**GIVEN INFORMATION:**

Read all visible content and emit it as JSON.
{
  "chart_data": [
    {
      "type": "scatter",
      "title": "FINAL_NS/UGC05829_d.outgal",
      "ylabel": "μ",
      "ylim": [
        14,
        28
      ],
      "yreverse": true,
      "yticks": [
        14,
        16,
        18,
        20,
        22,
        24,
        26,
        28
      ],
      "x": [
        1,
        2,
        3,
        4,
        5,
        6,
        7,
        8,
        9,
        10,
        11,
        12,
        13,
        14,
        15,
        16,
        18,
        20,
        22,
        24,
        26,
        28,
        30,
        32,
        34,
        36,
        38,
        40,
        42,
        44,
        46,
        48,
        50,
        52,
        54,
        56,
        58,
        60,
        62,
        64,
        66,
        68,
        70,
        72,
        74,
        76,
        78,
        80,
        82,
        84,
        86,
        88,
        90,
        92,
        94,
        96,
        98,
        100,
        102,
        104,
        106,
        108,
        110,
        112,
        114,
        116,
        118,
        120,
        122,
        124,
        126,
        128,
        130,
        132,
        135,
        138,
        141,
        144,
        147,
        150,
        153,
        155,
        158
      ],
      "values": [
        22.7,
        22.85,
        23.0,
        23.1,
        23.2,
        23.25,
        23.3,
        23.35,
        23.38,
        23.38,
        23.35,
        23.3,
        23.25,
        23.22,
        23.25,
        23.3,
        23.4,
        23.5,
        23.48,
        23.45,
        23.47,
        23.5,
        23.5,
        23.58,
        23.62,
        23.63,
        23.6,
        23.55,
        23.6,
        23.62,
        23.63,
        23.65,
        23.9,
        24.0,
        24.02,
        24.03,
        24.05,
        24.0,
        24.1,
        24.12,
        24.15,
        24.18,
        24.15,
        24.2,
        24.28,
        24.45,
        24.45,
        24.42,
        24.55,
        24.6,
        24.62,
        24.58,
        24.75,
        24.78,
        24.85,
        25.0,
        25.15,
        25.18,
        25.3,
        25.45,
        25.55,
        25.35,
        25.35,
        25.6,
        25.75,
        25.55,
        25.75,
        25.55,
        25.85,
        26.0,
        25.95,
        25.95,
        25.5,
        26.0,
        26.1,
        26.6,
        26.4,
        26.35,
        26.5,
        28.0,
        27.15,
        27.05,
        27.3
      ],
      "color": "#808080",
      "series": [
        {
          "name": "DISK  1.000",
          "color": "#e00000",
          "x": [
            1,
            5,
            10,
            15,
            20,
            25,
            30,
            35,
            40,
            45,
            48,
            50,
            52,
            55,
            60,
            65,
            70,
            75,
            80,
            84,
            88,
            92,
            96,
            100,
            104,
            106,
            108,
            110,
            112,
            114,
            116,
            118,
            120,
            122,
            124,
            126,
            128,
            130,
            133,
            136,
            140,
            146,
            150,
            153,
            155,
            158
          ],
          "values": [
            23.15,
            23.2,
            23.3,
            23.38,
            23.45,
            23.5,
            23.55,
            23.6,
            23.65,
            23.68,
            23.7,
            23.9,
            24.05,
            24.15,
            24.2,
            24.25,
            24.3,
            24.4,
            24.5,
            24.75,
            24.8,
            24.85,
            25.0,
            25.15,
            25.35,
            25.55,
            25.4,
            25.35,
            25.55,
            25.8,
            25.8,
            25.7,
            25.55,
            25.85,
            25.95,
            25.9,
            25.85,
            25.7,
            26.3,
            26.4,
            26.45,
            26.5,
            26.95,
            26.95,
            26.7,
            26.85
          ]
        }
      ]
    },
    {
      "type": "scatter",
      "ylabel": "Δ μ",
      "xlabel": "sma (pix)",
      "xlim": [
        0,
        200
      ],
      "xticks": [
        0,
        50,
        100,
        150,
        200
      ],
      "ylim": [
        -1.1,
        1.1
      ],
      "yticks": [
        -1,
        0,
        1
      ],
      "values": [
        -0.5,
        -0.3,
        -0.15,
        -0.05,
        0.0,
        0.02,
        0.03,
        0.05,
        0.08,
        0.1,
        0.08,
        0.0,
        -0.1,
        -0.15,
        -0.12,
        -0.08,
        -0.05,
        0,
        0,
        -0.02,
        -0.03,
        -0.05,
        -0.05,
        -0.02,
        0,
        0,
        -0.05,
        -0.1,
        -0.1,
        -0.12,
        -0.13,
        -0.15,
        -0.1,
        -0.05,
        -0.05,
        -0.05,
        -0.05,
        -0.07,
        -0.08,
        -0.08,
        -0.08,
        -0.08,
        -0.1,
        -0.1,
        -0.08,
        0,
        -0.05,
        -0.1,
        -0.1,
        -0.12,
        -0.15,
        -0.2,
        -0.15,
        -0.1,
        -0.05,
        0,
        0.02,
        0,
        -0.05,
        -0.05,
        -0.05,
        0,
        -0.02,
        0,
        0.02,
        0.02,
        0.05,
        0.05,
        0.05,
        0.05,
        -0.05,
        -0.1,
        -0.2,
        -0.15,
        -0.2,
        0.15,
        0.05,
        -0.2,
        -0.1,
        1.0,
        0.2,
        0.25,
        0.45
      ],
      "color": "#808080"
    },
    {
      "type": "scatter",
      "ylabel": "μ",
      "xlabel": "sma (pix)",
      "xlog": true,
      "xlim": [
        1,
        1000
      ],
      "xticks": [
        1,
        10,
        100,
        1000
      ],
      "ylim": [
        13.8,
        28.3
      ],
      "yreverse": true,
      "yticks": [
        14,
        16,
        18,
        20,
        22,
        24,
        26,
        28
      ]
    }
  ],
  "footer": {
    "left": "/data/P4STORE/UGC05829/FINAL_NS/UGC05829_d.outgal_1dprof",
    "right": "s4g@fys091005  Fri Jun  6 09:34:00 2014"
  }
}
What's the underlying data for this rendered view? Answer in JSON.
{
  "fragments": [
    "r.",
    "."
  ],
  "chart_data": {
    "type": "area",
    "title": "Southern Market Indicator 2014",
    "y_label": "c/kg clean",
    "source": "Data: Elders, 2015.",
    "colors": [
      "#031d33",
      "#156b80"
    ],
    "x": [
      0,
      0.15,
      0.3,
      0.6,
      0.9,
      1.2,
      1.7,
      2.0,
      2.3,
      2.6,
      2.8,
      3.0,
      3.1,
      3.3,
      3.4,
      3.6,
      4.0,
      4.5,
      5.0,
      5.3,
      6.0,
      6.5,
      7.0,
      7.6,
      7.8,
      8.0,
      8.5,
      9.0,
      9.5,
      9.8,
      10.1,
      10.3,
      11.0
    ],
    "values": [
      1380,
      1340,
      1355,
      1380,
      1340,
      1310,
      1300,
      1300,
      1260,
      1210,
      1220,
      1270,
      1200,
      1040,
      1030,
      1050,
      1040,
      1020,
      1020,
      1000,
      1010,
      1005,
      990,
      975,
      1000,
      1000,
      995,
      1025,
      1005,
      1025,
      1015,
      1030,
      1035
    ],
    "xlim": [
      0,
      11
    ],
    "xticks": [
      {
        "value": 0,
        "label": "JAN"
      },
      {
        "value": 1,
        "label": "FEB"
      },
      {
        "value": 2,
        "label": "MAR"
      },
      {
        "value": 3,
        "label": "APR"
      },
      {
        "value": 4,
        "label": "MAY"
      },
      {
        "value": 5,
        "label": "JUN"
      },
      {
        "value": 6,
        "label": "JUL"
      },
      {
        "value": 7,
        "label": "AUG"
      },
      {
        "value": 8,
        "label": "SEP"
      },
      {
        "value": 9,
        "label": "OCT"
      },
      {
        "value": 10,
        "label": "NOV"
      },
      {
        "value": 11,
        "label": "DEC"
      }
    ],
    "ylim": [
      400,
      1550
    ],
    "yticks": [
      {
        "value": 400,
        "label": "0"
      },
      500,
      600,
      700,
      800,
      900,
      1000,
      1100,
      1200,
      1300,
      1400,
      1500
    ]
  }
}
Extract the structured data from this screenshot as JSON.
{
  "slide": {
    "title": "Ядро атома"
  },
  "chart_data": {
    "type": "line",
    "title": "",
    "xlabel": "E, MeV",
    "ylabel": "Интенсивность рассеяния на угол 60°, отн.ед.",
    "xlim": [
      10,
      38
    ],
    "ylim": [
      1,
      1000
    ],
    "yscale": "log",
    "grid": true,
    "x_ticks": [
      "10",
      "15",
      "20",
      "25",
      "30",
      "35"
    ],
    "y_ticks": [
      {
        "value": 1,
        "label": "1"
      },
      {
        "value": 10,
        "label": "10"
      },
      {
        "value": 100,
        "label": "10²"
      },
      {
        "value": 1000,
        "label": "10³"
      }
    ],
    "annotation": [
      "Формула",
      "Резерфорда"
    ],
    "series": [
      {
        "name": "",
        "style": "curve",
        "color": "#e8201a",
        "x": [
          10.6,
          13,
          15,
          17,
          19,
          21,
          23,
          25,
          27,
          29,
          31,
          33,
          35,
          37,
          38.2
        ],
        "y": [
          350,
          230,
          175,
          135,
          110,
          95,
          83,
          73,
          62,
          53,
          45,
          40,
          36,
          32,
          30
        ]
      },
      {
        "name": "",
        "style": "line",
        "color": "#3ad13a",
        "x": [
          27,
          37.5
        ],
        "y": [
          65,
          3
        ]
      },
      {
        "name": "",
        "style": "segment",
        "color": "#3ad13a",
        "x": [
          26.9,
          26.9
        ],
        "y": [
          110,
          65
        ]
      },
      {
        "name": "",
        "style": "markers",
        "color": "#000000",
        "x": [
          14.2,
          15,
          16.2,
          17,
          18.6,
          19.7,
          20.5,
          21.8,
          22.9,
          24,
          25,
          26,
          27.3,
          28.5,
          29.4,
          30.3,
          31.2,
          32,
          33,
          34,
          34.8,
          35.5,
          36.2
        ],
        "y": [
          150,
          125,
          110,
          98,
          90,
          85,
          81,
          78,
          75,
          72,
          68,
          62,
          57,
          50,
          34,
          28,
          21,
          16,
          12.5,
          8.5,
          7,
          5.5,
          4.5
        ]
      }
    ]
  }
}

**GIVEN TASK:**
Copy each line of the records that contains the word "style".

**TASK OUTPUT:**
        "style": "curve",
        "style": "line",
        "style": "segment",
        "style": "markers",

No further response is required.